Top of EXCERPTED DATA

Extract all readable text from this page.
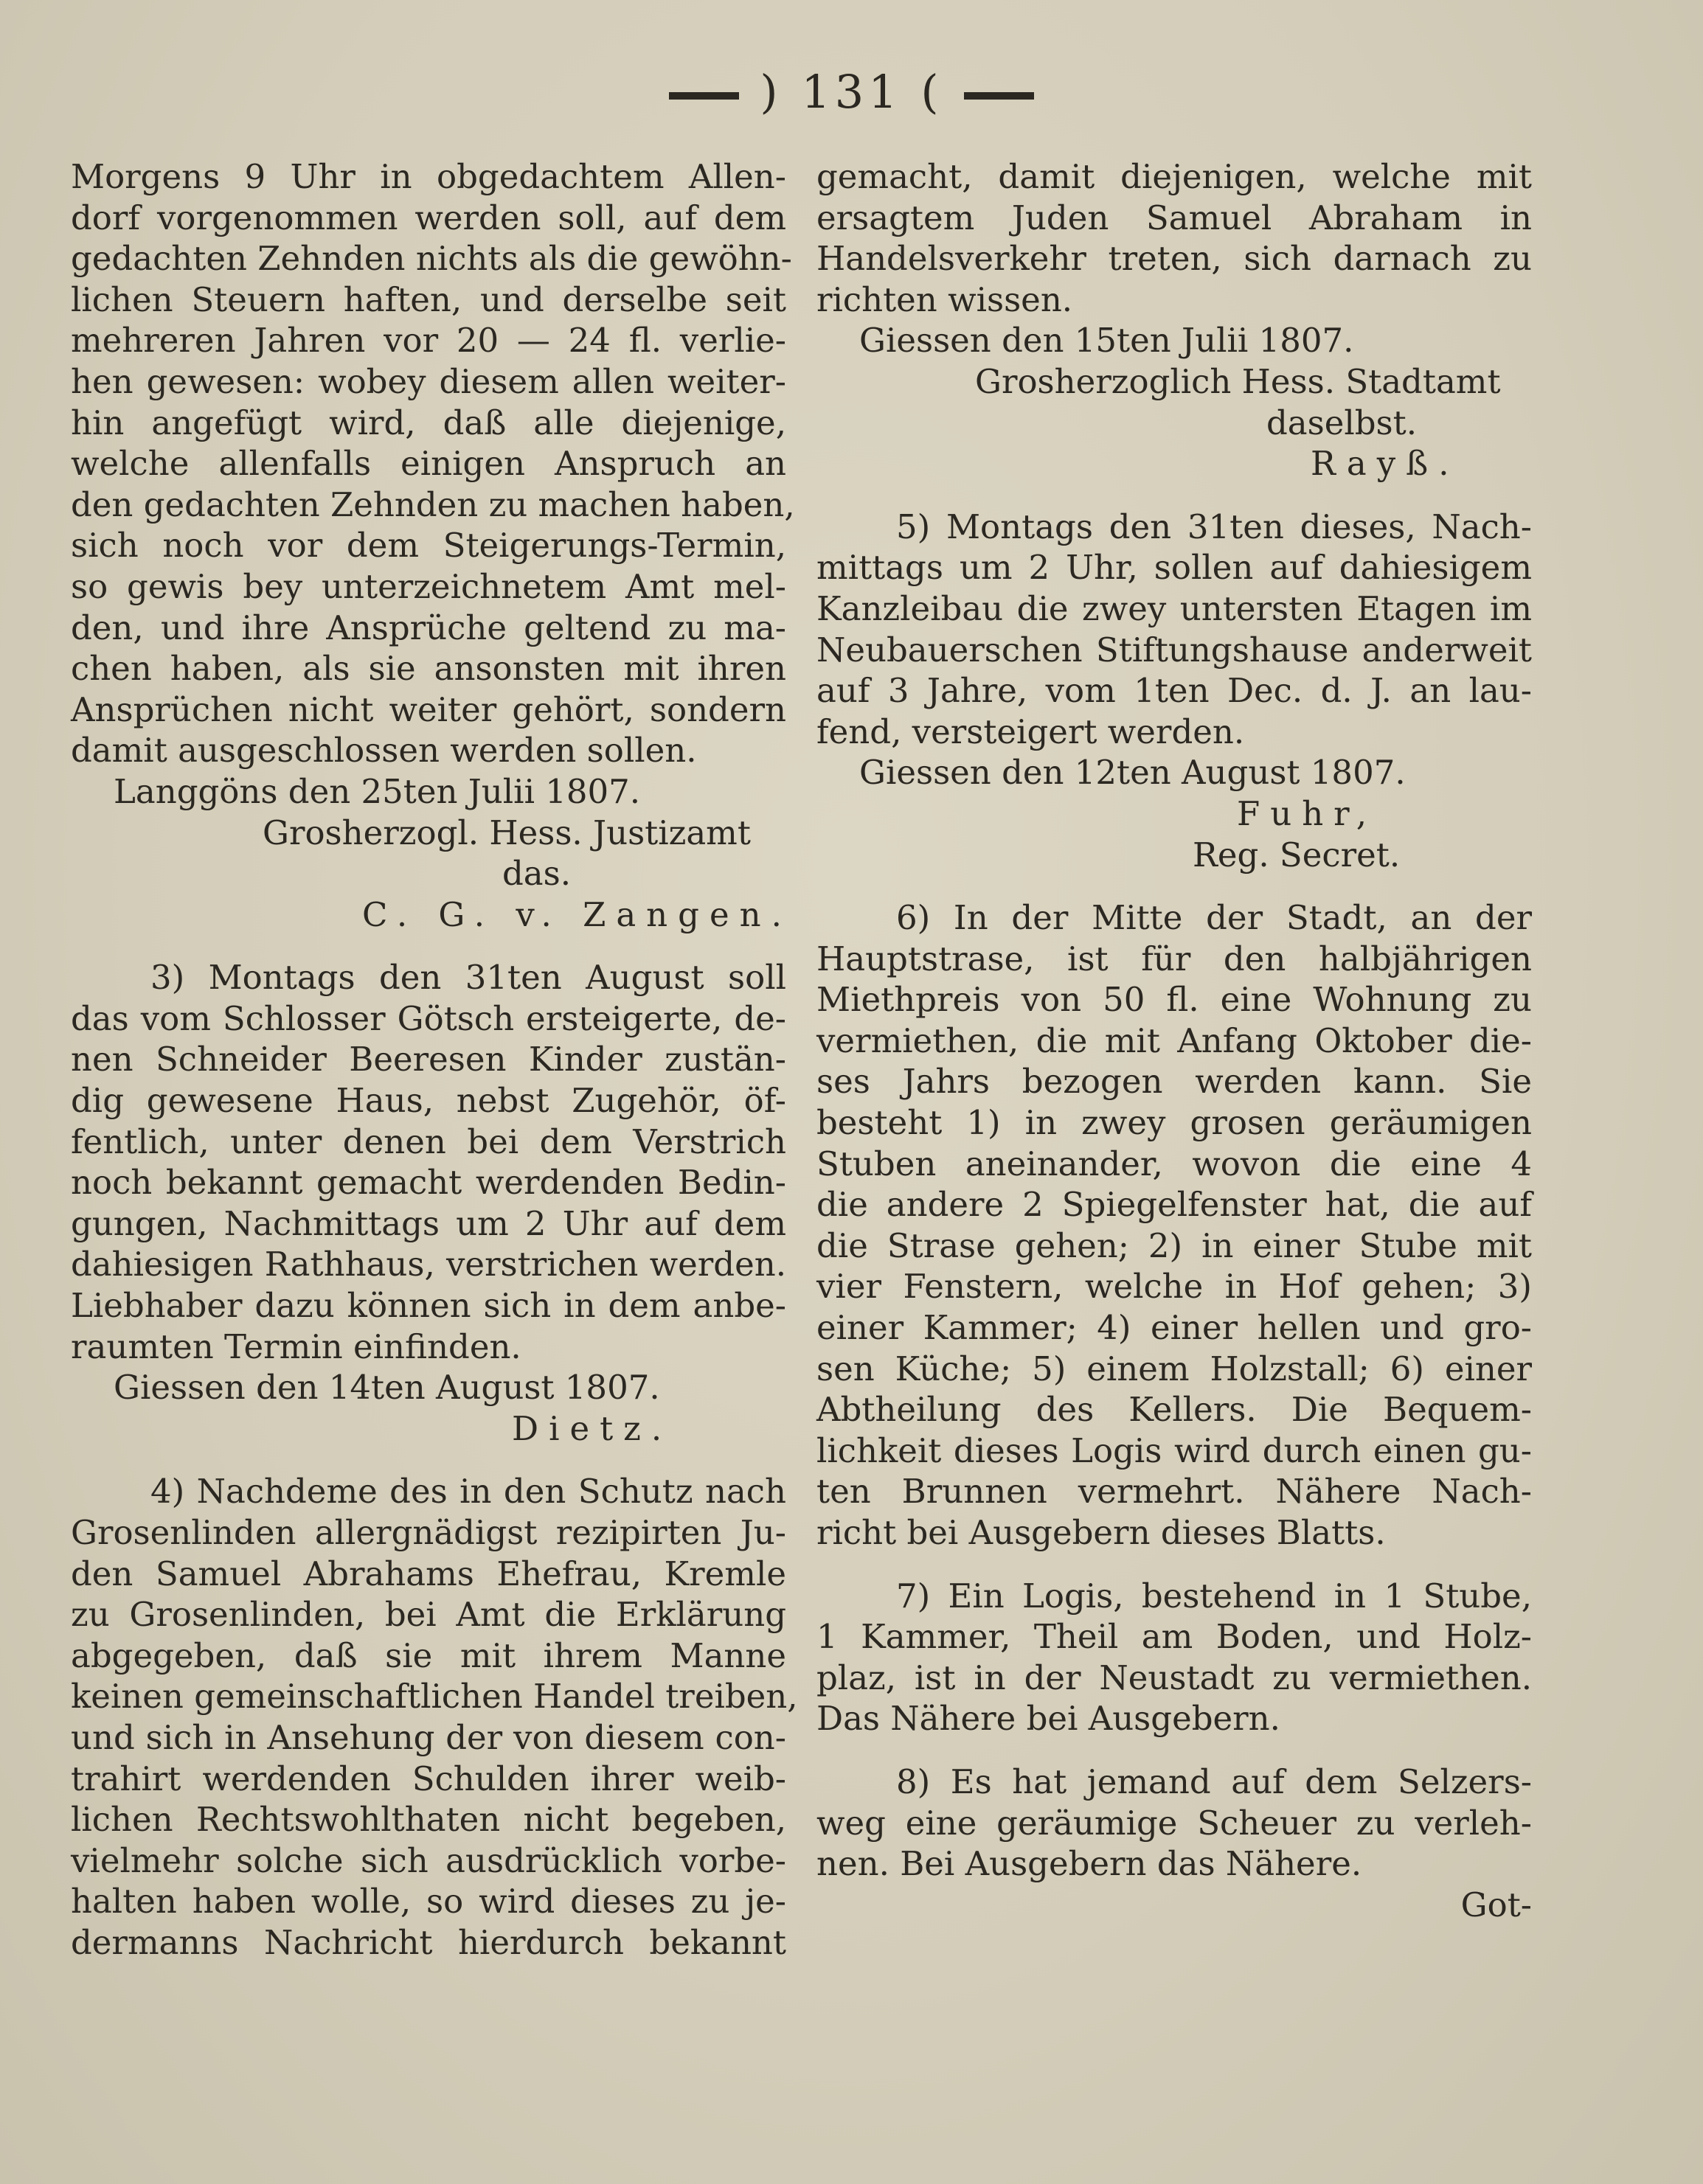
) 131 (
Morgens 9 Uhr in obgedachtem Allen-
dorf vorgenommen werden soll, auf dem
gedachten Zehnden nichts als die gewöhn-
lichen Steuern haften, und derselbe seit
mehreren Jahren vor 20 — 24 fl. verlie-
hen gewesen: wobey diesem allen weiter-
hin angefügt wird, daß alle diejenige,
welche allenfalls einigen Anspruch an
den gedachten Zehnden zu machen haben,
sich noch vor dem Steigerungs-Termin,
so gewis bey unterzeichnetem Amt mel-
den, und ihre Ansprüche geltend zu ma-
chen haben, als sie ansonsten mit ihren
Ansprüchen nicht weiter gehört, sondern
damit ausgeschlossen werden sollen.
Langgöns den 25ten Julii 1807.
Grosherzogl. Hess. Justizamt
das.
C. G. v. Zangen.
3) Montags den 31ten August soll
das vom Schlosser Götsch ersteigerte, de-
nen Schneider Beeresen Kinder zustän-
dig gewesene Haus, nebst Zugehör, öf-
fentlich, unter denen bei dem Verstrich
noch bekannt gemacht werdenden Bedin-
gungen, Nachmittags um 2 Uhr auf dem
dahiesigen Rathhaus, verstrichen werden.
Liebhaber dazu können sich in dem anbe-
raumten Termin einfinden.
Giessen den 14ten August 1807.
Dietz.
4) Nachdeme des in den Schutz nach
Grosenlinden allergnädigst rezipirten Ju-
den Samuel Abrahams Ehefrau, Kremle
zu Grosenlinden, bei Amt die Erklärung
abgegeben, daß sie mit ihrem Manne
keinen gemeinschaftlichen Handel treiben,
und sich in Ansehung der von diesem con-
trahirt werdenden Schulden ihrer weib-
lichen Rechtswohlthaten nicht begeben,
vielmehr solche sich ausdrücklich vorbe-
halten haben wolle, so wird dieses zu je-
dermanns Nachricht hierdurch bekannt
gemacht, damit diejenigen, welche mit
ersagtem Juden Samuel Abraham in
Handelsverkehr treten, sich darnach zu
richten wissen.
Giessen den 15ten Julii 1807.
Grosherzoglich Hess. Stadtamt
daselbst.
Rayß.
5) Montags den 31ten dieses, Nach-
mittags um 2 Uhr, sollen auf dahiesigem
Kanzleibau die zwey untersten Etagen im
Neubauerschen Stiftungshause anderweit
auf 3 Jahre, vom 1ten Dec. d. J. an lau-
fend, versteigert werden.
Giessen den 12ten August 1807.
Fuhr,
Reg. Secret.
6) In der Mitte der Stadt, an der
Hauptstrase, ist für den halbjährigen
Miethpreis von 50 fl. eine Wohnung zu
vermiethen, die mit Anfang Oktober die-
ses Jahrs bezogen werden kann. Sie
besteht 1) in zwey grosen geräumigen
Stuben aneinander, wovon die eine 4
die andere 2 Spiegelfenster hat, die auf
die Strase gehen; 2) in einer Stube mit
vier Fenstern, welche in Hof gehen; 3)
einer Kammer; 4) einer hellen und gro-
sen Küche; 5) einem Holzstall; 6) einer
Abtheilung des Kellers. Die Bequem-
lichkeit dieses Logis wird durch einen gu-
ten Brunnen vermehrt. Nähere Nach-
richt bei Ausgebern dieses Blatts.
7) Ein Logis, bestehend in 1 Stube,
1 Kammer, Theil am Boden, und Holz-
plaz, ist in der Neustadt zu vermiethen.
Das Nähere bei Ausgebern.
8) Es hat jemand auf dem Selzers-
weg eine geräumige Scheuer zu verleh-
nen. Bei Ausgebern das Nähere.
Got-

Bottom of EXCERPTED DATA

Every line holding the word "sollen" should be copied out of the records above.

damit ausgeschlossen werden sollen.
mittags um 2 Uhr, sollen auf dahiesigem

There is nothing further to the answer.